#### The request
Find the string "筷子发源于中国" in the records. Copy every line it appears in.

___

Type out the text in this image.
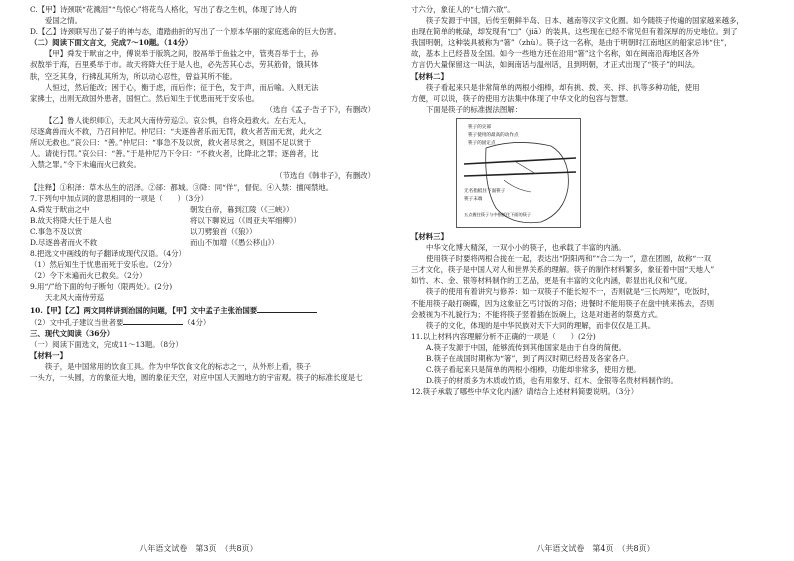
C.【甲】诗颈联“花溅泪”“鸟惊心”将花鸟人格化，写出了春之生机，体现了诗人的
爱国之情。
D.【乙】诗颈联写出了晏子的神与态，遣踏曲折的写出了一个原本华丽的家庭逃命的巨大伤害。
（二）阅读下面文言文，完成7～10题。（14分）
【甲】舜发于畎亩之中，傅说举于版筑之间，胶鬲举于鱼盐之中，管夷吾举于士，孙
叔敖举于海，百里奚举于市。故天将降大任于是人也，必先苦其心志，劳其筋骨，饿其体
肤，空乏其身，行拂乱其所为，所以动心忍性，曾益其所不能。
人恒过，然后能改；困于心，衡于虑，而后作；征于色，发于声，而后喻。入则无法
家拂士，出则无敌国外患者，国恒亡。然后知生于忧患而死于安乐也。
（选自《孟子·告子下》，有删改）
【乙】鲁人徙织师①，天北风大南侍劳巡②。哀公惧，自将众趋救火。左右无人，
尽逐禽兽而火不救，乃召问仲尼。仲尼曰：“夫逐兽者乐而无罚，救火者苦而无赏，此火之
所以无救也。”哀公曰：“善。”仲尼曰：“事急不及以赏，救火者尽赏之，则国不足以赏于
人。请徒行罚。”哀公曰：“善。”于是仲尼乃下令曰：“不救火者，比降北之罪；逐兽者，比
入禁之罪。”令下未遍而火已救矣。
（节选自《韩非子》，有删改）
【注释】①积泽：草木丛生的沼泽。②郤：都城。③降：同“佯”，督促。④入禁：擅闯禁地。
7.下列句中加点词的意思相同的一项是（　　）（3分）
A.舜发于畎亩之中	朝发白帝，暮到江陵（《三峡》）
B.故天将降大任于是人也	将以下聊说远（《周亚夫军细柳》）
C.事急不及以赏	以刀劈狼首（《狼》）
D.尽逐兽者而火不救	而山不加增（《愚公移山》）
8.把选文中画线的句子翻译成现代汉语。（4分）
（1）然后知生于忧患而死于安乐也。（2分）
（2）令下未遍而火已救矣。（2分）
9.用“/”给下面的句子断句（限两处）。(2分)
天北风大南侍劳巡
10.【甲】【乙】两文同样讲到治国的问题，【甲】文中孟子主张治国要
（2）文中孔子建议当世者要	（4分）
三、现代文阅读（36分）
（一）阅读下面选文，完成11～13题。（8分）
【材料一】
筷子，是中国常用的饮食工具。作为中华饮食文化的标志之一，从外形上看，筷子
一头方，一头圆，方的象征大地，圆的象征天空，对应中国人天圆地方的宇宙观。筷子的标准长度是七
八年语文试卷　第3页　（共8页）
寸六分，象征人的“七情六欲”。
筷子发源于中国，后传至朝鲜半岛、日本、越南等汉字文化圈。如今随筷子传遍的国家越来越多，
由现在简单的帐碌，却发现有“□”（jiā）的装具。这些现在已经不常见但有着深厚的历史地位。到了
我国明朝，这种装具被称为“箸”（zhù）。筷子这一名称，是由于明朝时江南地区的船家忌讳“住”，
故，基本上已经普及全国。如今一些地方还在沿用“箸”这个名称，如在闽南沿海地区各外
方言仍大量保留这一叫法，如闽南话与温州话，且到明朝，才正式出现了“筷子”的叫法。
【材料二】
筷子看起来只是非常简单的两根小细棒，却有挑、拨、夹、拌、扒等多种功能，使用
方便，可以说，筷子的使用方法集中体现了中华文化的包容与智慧。
下面是筷子的标准握法图解：
筷子的尖部
筷子使用的最高的动作点
筷子的固定点
无名指抵住下面筷子
筷子末端
五点握住筷子与中指抵住下面的筷子
【材料三】
中华文化博大精深，一双小小的筷子，也承载了丰富的内涵。
使用筷子时要将两根合拢在一起，表达出“阴阳两和”“合二为一”，意在团圆，故称“一双
三才文化，筷子是中国人对人和世界关系的理解。筷子的制作材料繁多，象征着中国“天地人”
如竹、木、金、银等材料制作的工艺品，更是有丰富的文化内涵，彰显出礼仪和气度。
筷子的使用有着讲究与修养：如一双筷子不能长短不一，否则就是“三长两短”，吃饭时，
不能用筷子敲打碗碟，因为这象征乞丐讨饭的习俗；进餐时不能用筷子在盘中挑来拣去，否则
会被视为不礼貌行为；不能将筷子竖着插在饭碗上，这是对逝者的祭奠方式。
筷子的文化，体现的是中华民族对天下大同的理解，而非仅仅是工具。
11.以上材料内容理解分析不正确的一项是（　　）(2分)
A.筷子发源于中国，能够流传到其他国家是由于自身的简便。
B.筷子在战国时期称为“箸”，到了两汉时期已经普及各家各户。
C.筷子看起来只是简单的两根小细棒，功能却非常多，使用方便。
D.筷子的材质多为木质或竹质，也有用象牙、红木、金银等名贵材料制作的。
12.筷子承载了哪些中华文化内涵？请结合上述材料简要说明。（3分）
八年语文试卷　第4页　（共8页）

___

#### Correct answer
筷子发源于中国，后传至朝鲜半岛、日本、越南等汉字文化圈。如今随筷子传遍的国家越来越多，
A.筷子发源于中国，能够流传到其他国家是由于自身的简便。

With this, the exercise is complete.